● Aim
Below are records; print only the lines from the line containing "What's the underlying" to the end, both included, reproduced exactly and without the pictures.

● Task data
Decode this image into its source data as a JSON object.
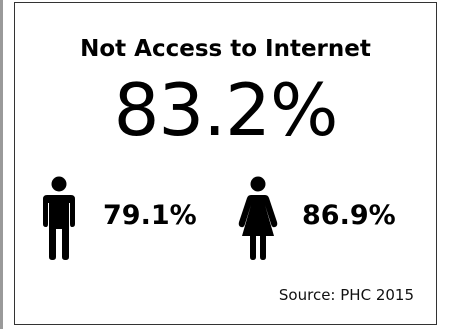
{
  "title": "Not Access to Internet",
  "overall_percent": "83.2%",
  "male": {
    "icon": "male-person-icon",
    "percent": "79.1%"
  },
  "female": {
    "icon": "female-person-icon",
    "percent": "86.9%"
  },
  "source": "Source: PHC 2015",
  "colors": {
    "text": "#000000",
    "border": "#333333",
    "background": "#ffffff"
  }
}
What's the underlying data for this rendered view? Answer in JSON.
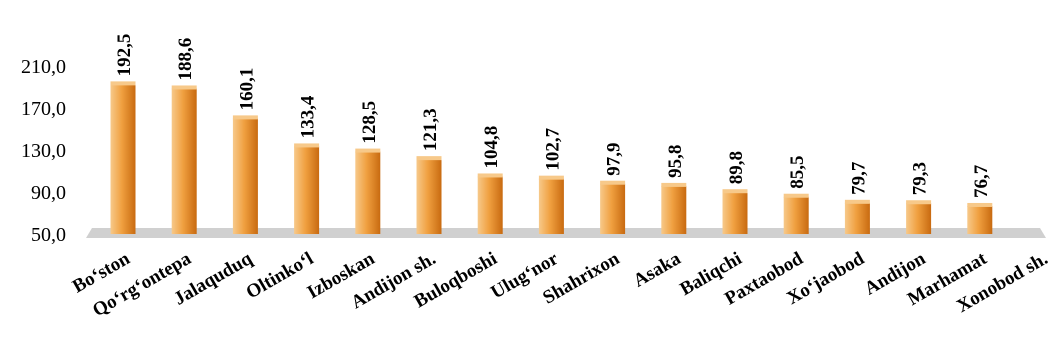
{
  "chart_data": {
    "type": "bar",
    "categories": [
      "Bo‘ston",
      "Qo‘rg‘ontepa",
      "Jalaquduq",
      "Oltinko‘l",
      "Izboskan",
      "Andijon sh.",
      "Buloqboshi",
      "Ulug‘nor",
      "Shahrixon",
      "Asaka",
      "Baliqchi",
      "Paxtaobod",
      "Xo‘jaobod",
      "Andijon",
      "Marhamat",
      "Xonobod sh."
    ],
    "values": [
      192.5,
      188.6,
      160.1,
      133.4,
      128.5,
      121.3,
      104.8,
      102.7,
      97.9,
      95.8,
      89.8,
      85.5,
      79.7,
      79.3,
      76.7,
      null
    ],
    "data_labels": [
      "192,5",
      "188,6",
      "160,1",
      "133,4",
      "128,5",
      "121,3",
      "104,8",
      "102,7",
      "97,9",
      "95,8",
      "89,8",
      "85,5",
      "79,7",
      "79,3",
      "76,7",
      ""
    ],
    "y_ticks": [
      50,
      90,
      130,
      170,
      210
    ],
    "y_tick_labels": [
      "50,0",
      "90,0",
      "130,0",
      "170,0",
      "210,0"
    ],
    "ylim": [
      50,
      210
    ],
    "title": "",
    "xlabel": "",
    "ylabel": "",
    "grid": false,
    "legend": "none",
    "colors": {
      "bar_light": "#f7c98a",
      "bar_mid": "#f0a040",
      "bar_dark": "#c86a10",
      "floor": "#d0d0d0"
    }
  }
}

● Response to the task
What's the underlying data for this rendered view? Answer in JSON.
{
  "chart_data": {
    "type": "bar",
    "categories": [
      "Bo‘ston",
      "Qo‘rg‘ontepa",
      "Jalaquduq",
      "Oltinko‘l",
      "Izboskan",
      "Andijon sh.",
      "Buloqboshi",
      "Ulug‘nor",
      "Shahrixon",
      "Asaka",
      "Baliqchi",
      "Paxtaobod",
      "Xo‘jaobod",
      "Andijon",
      "Marhamat",
      "Xonobod sh."
    ],
    "values": [
      192.5,
      188.6,
      160.1,
      133.4,
      128.5,
      121.3,
      104.8,
      102.7,
      97.9,
      95.8,
      89.8,
      85.5,
      79.7,
      79.3,
      76.7,
      null
    ],
    "data_labels": [
      "192,5",
      "188,6",
      "160,1",
      "133,4",
      "128,5",
      "121,3",
      "104,8",
      "102,7",
      "97,9",
      "95,8",
      "89,8",
      "85,5",
      "79,7",
      "79,3",
      "76,7",
      ""
    ],
    "y_ticks": [
      50,
      90,
      130,
      170,
      210
    ],
    "y_tick_labels": [
      "50,0",
      "90,0",
      "130,0",
      "170,0",
      "210,0"
    ],
    "ylim": [
      50,
      210
    ],
    "title": "",
    "xlabel": "",
    "ylabel": "",
    "grid": false,
    "legend": "none",
    "colors": {
      "bar_light": "#f7c98a",
      "bar_mid": "#f0a040",
      "bar_dark": "#c86a10",
      "floor": "#d0d0d0"
    }
  }
}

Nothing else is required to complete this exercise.